▶ **Written request**: Find the lines below that contain the word "from" and count them. Only the number should be given.

··· Provided material ···

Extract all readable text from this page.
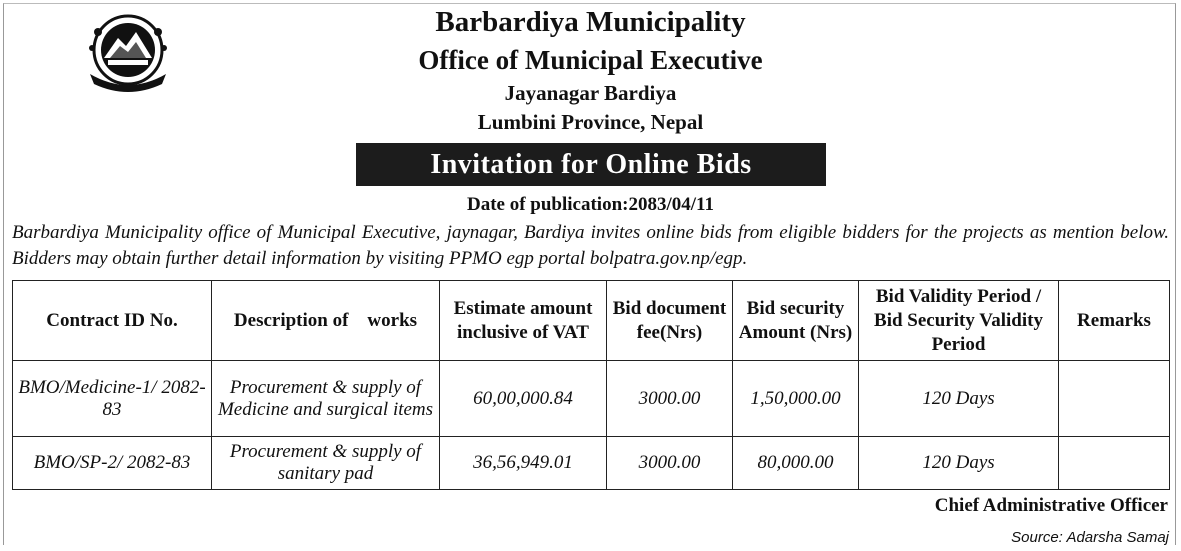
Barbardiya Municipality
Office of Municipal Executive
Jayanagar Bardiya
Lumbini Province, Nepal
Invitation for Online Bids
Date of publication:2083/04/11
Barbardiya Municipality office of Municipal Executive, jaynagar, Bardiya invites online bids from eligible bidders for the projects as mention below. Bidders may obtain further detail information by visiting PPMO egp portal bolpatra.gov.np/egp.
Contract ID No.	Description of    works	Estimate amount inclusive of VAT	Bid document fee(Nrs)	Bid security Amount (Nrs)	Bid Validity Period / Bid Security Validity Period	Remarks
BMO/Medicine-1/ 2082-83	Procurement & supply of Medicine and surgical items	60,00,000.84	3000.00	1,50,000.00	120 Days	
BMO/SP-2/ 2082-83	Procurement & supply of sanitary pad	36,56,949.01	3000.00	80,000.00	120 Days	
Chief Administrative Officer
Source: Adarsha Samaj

···

▶ **Response to the task**: 2